▽

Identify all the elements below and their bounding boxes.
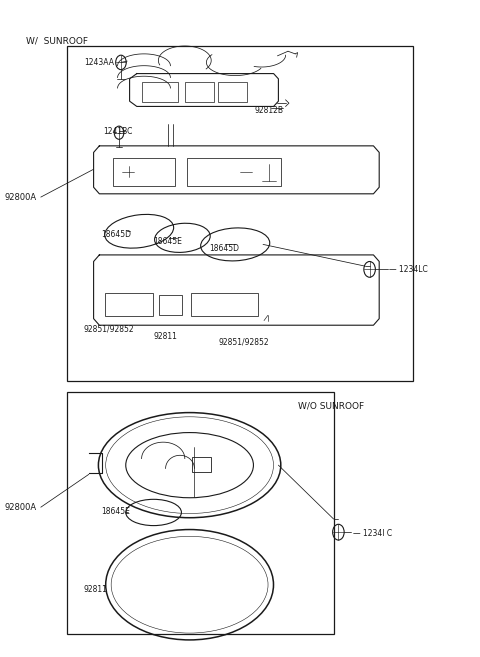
Bar [67, 392, 334, 634]
Bar [192, 457, 211, 472]
Text: 18645D: 18645D [101, 230, 131, 239]
Text: 18645E: 18645E [101, 507, 130, 516]
Text: W/O SUNROOF: W/O SUNROOF [298, 401, 364, 411]
Text: W/  SUNROOF: W/ SUNROOF [26, 36, 88, 45]
Bar [191, 293, 258, 316]
Text: 18645D: 18645D [209, 244, 239, 253]
Bar [142, 82, 178, 102]
Bar [185, 82, 214, 102]
Text: 92812B: 92812B [254, 106, 283, 115]
Text: 18645E: 18645E [154, 237, 182, 246]
Bar [67, 46, 413, 381]
Text: — 1234I C: — 1234I C [353, 529, 392, 538]
Bar [159, 295, 182, 315]
Text: 92811: 92811 [84, 585, 108, 594]
Bar [105, 293, 153, 316]
Bar [218, 82, 247, 102]
Text: 92851/92852: 92851/92852 [218, 337, 269, 346]
Text: 1243AA: 1243AA [84, 58, 114, 67]
Text: 92800A: 92800A [5, 193, 37, 202]
Text: 92851/92852: 92851/92852 [84, 324, 134, 333]
Text: — 1234LC: — 1234LC [389, 265, 428, 274]
Text: 92811: 92811 [154, 332, 178, 341]
Text: 92800A: 92800A [5, 503, 37, 512]
Text: 1241BC: 1241BC [103, 127, 132, 136]
Bar [187, 158, 281, 186]
Bar [113, 158, 175, 186]
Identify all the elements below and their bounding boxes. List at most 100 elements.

△

**WHAT YOU HAVE TO DO**
Transcribe every line of the records above exactly, but omit the pictures from your transcription.

**SOLUTION TO THIS PROBLEM**
Identify all the elements below and their bounding boxes.
Bar [67, 392, 334, 634]
Bar [192, 457, 211, 472]
Text: 18645D: 18645D [101, 230, 131, 239]
Text: 18645E: 18645E [101, 507, 130, 516]
Text: W/O SUNROOF: W/O SUNROOF [298, 401, 364, 411]
Text: W/  SUNROOF: W/ SUNROOF [26, 36, 88, 45]
Bar [191, 293, 258, 316]
Text: 18645D: 18645D [209, 244, 239, 253]
Bar [142, 82, 178, 102]
Bar [185, 82, 214, 102]
Text: 92812B: 92812B [254, 106, 283, 115]
Text: 18645E: 18645E [154, 237, 182, 246]
Bar [67, 46, 413, 381]
Text: — 1234I C: — 1234I C [353, 529, 392, 538]
Bar [159, 295, 182, 315]
Text: 92811: 92811 [84, 585, 108, 594]
Bar [105, 293, 153, 316]
Bar [218, 82, 247, 102]
Text: 92851/92852: 92851/92852 [218, 337, 269, 346]
Text: 1243AA: 1243AA [84, 58, 114, 67]
Text: 92800A: 92800A [5, 193, 37, 202]
Text: 92851/92852: 92851/92852 [84, 324, 134, 333]
Text: — 1234LC: — 1234LC [389, 265, 428, 274]
Text: 92811: 92811 [154, 332, 178, 341]
Text: 92800A: 92800A [5, 503, 37, 512]
Text: 1241BC: 1241BC [103, 127, 132, 136]
Bar [187, 158, 281, 186]
Bar [113, 158, 175, 186]
Identify all the elements below and their bounding boxes. List at most 100 elements.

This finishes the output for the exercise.